>>>

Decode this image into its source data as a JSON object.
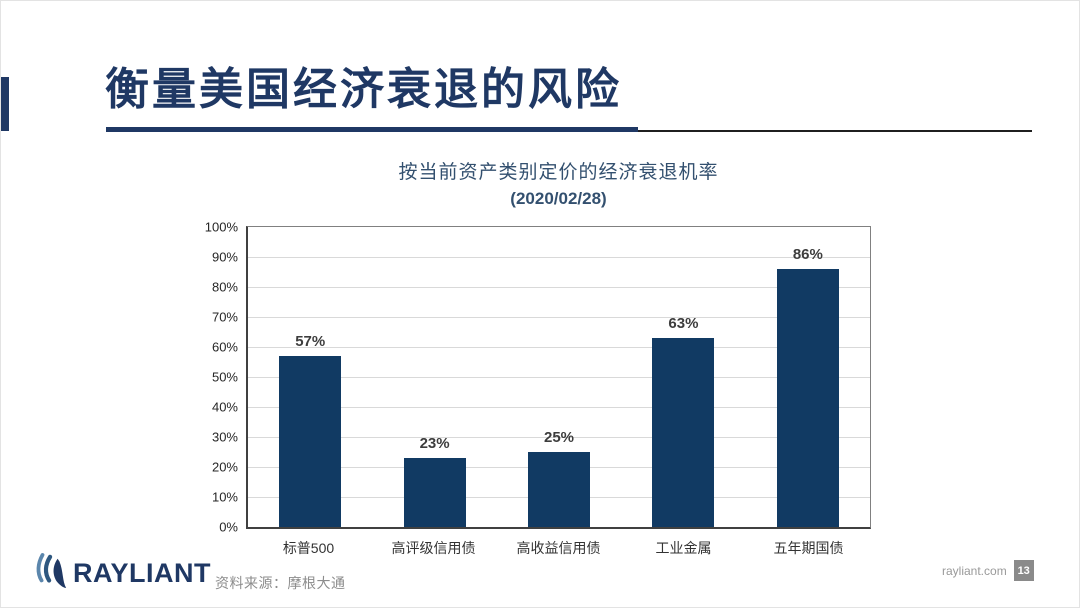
{
  "slide": {
    "title": "衡量美国经济衰退的风险",
    "source_note": "资料来源：摩根大通",
    "logo_text": "RAYLIANT",
    "website": "rayliant.com",
    "page_number": "13"
  },
  "chart_data": {
    "type": "bar",
    "title": "按当前资产类别定价的经济衰退机率",
    "subtitle": "(2020/02/28)",
    "categories": [
      "标普500",
      "高评级信用债",
      "高收益信用债",
      "工业金属",
      "五年期国债"
    ],
    "values": [
      57,
      23,
      25,
      63,
      86
    ],
    "value_labels": [
      "57%",
      "23%",
      "25%",
      "63%",
      "86%"
    ],
    "xlabel": "",
    "ylabel": "",
    "ylim": [
      0,
      100
    ],
    "ytick_step": 10,
    "ytick_suffix": "%",
    "grid": true,
    "legend": false,
    "bar_color": "#113A63"
  },
  "colors": {
    "accent_navy": "#1F3864",
    "bar_navy": "#113A63",
    "chart_title_color": "#33506F",
    "gray_text": "#8C8C8C",
    "badge_bg": "#8A8A8A"
  }
}
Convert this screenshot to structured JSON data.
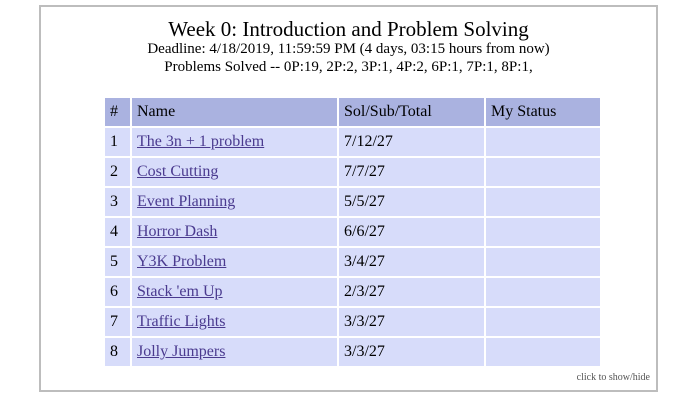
{
  "header": {
    "title": "Week 0: Introduction and Problem Solving",
    "deadline": "Deadline: 4/18/2019, 11:59:59 PM (4 days, 03:15 hours from now)",
    "solved": "Problems Solved -- 0P:19, 2P:2, 3P:1, 4P:2, 6P:1, 7P:1, 8P:1,"
  },
  "table": {
    "columns": [
      "#",
      "Name",
      "Sol/Sub/Total",
      "My Status"
    ],
    "rows": [
      {
        "num": "1",
        "name": "The 3n + 1 problem",
        "sol": "7/12/27",
        "status": ""
      },
      {
        "num": "2",
        "name": "Cost Cutting",
        "sol": "7/7/27",
        "status": ""
      },
      {
        "num": "3",
        "name": "Event Planning",
        "sol": "5/5/27",
        "status": ""
      },
      {
        "num": "4",
        "name": "Horror Dash",
        "sol": "6/6/27",
        "status": ""
      },
      {
        "num": "5",
        "name": "Y3K Problem",
        "sol": "3/4/27",
        "status": ""
      },
      {
        "num": "6",
        "name": "Stack 'em Up",
        "sol": "2/3/27",
        "status": ""
      },
      {
        "num": "7",
        "name": "Traffic Lights",
        "sol": "3/3/27",
        "status": ""
      },
      {
        "num": "8",
        "name": "Jolly Jumpers",
        "sol": "3/3/27",
        "status": ""
      }
    ]
  },
  "footer": {
    "toggle_label": "click to show/hide"
  },
  "colors": {
    "header_bg": "#aab2e0",
    "cell_bg": "#d7dcfa",
    "link": "#4a3a8f",
    "panel_border": "#bdbdbd"
  }
}
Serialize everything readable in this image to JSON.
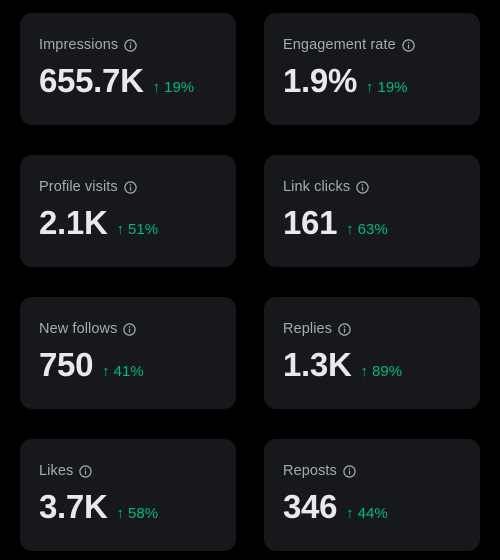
{
  "colors": {
    "background": "#000000",
    "card": "#16181c",
    "label": "#a6abb0",
    "value": "#e7e9ea",
    "positive": "#00ba7c"
  },
  "metrics": [
    {
      "label": "Impressions",
      "value": "655.7K",
      "delta": "19%",
      "trend_icon": "arrow-up-icon",
      "info_icon": "info-icon"
    },
    {
      "label": "Engagement rate",
      "value": "1.9%",
      "delta": "19%",
      "trend_icon": "arrow-up-icon",
      "info_icon": "info-icon"
    },
    {
      "label": "Profile visits",
      "value": "2.1K",
      "delta": "51%",
      "trend_icon": "arrow-up-icon",
      "info_icon": "info-icon"
    },
    {
      "label": "Link clicks",
      "value": "161",
      "delta": "63%",
      "trend_icon": "arrow-up-icon",
      "info_icon": "info-icon"
    },
    {
      "label": "New follows",
      "value": "750",
      "delta": "41%",
      "trend_icon": "arrow-up-icon",
      "info_icon": "info-icon"
    },
    {
      "label": "Replies",
      "value": "1.3K",
      "delta": "89%",
      "trend_icon": "arrow-up-icon",
      "info_icon": "info-icon"
    },
    {
      "label": "Likes",
      "value": "3.7K",
      "delta": "58%",
      "trend_icon": "arrow-up-icon",
      "info_icon": "info-icon"
    },
    {
      "label": "Reposts",
      "value": "346",
      "delta": "44%",
      "trend_icon": "arrow-up-icon",
      "info_icon": "info-icon"
    }
  ]
}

<<<

▶ _STATED GOAL_
Drop the images and repeat the data exactly.

▶ _SOLUTION TO THIS TASK_
Decode this image into its source data as a JSON object.
{
  "slide": {
    "title": "衡量美国经济衰退的风险",
    "source_note": "资料来源：摩根大通",
    "logo_text": "RAYLIANT",
    "website": "rayliant.com",
    "page_number": "13"
  },
  "chart_data": {
    "type": "bar",
    "title": "按当前资产类别定价的经济衰退机率",
    "subtitle": "(2020/02/28)",
    "categories": [
      "标普500",
      "高评级信用债",
      "高收益信用债",
      "工业金属",
      "五年期国债"
    ],
    "values": [
      57,
      23,
      25,
      63,
      86
    ],
    "value_labels": [
      "57%",
      "23%",
      "25%",
      "63%",
      "86%"
    ],
    "xlabel": "",
    "ylabel": "",
    "ylim": [
      0,
      100
    ],
    "ytick_step": 10,
    "ytick_suffix": "%",
    "grid": true,
    "legend": false,
    "bar_color": "#113A63"
  },
  "colors": {
    "accent_navy": "#1F3864",
    "bar_navy": "#113A63",
    "chart_title_color": "#33506F",
    "gray_text": "#8C8C8C",
    "badge_bg": "#8A8A8A"
  }
}
Convert this screenshot to structured JSON data.
{
  "header": {
    "title": "Week 0: Introduction and Problem Solving",
    "deadline": "Deadline: 4/18/2019, 11:59:59 PM (4 days, 03:15 hours from now)",
    "solved": "Problems Solved -- 0P:19, 2P:2, 3P:1, 4P:2, 6P:1, 7P:1, 8P:1,"
  },
  "table": {
    "columns": [
      "#",
      "Name",
      "Sol/Sub/Total",
      "My Status"
    ],
    "rows": [
      {
        "num": "1",
        "name": "The 3n + 1 problem",
        "sol": "7/12/27",
        "status": ""
      },
      {
        "num": "2",
        "name": "Cost Cutting",
        "sol": "7/7/27",
        "status": ""
      },
      {
        "num": "3",
        "name": "Event Planning",
        "sol": "5/5/27",
        "status": ""
      },
      {
        "num": "4",
        "name": "Horror Dash",
        "sol": "6/6/27",
        "status": ""
      },
      {
        "num": "5",
        "name": "Y3K Problem",
        "sol": "3/4/27",
        "status": ""
      },
      {
        "num": "6",
        "name": "Stack 'em Up",
        "sol": "2/3/27",
        "status": ""
      },
      {
        "num": "7",
        "name": "Traffic Lights",
        "sol": "3/3/27",
        "status": ""
      },
      {
        "num": "8",
        "name": "Jolly Jumpers",
        "sol": "3/3/27",
        "status": ""
      }
    ]
  },
  "footer": {
    "toggle_label": "click to show/hide"
  },
  "colors": {
    "header_bg": "#aab2e0",
    "cell_bg": "#d7dcfa",
    "link": "#4a3a8f",
    "panel_border": "#bdbdbd"
  }
}
Serialize everything readable in this image to JSON.
{
  "colors": {
    "background": "#000000",
    "card": "#16181c",
    "label": "#a6abb0",
    "value": "#e7e9ea",
    "positive": "#00ba7c"
  },
  "metrics": [
    {
      "label": "Impressions",
      "value": "655.7K",
      "delta": "19%",
      "trend_icon": "arrow-up-icon",
      "info_icon": "info-icon"
    },
    {
      "label": "Engagement rate",
      "value": "1.9%",
      "delta": "19%",
      "trend_icon": "arrow-up-icon",
      "info_icon": "info-icon"
    },
    {
      "label": "Profile visits",
      "value": "2.1K",
      "delta": "51%",
      "trend_icon": "arrow-up-icon",
      "info_icon": "info-icon"
    },
    {
      "label": "Link clicks",
      "value": "161",
      "delta": "63%",
      "trend_icon": "arrow-up-icon",
      "info_icon": "info-icon"
    },
    {
      "label": "New follows",
      "value": "750",
      "delta": "41%",
      "trend_icon": "arrow-up-icon",
      "info_icon": "info-icon"
    },
    {
      "label": "Replies",
      "value": "1.3K",
      "delta": "89%",
      "trend_icon": "arrow-up-icon",
      "info_icon": "info-icon"
    },
    {
      "label": "Likes",
      "value": "3.7K",
      "delta": "58%",
      "trend_icon": "arrow-up-icon",
      "info_icon": "info-icon"
    },
    {
      "label": "Reposts",
      "value": "346",
      "delta": "44%",
      "trend_icon": "arrow-up-icon",
      "info_icon": "info-icon"
    }
  ]
}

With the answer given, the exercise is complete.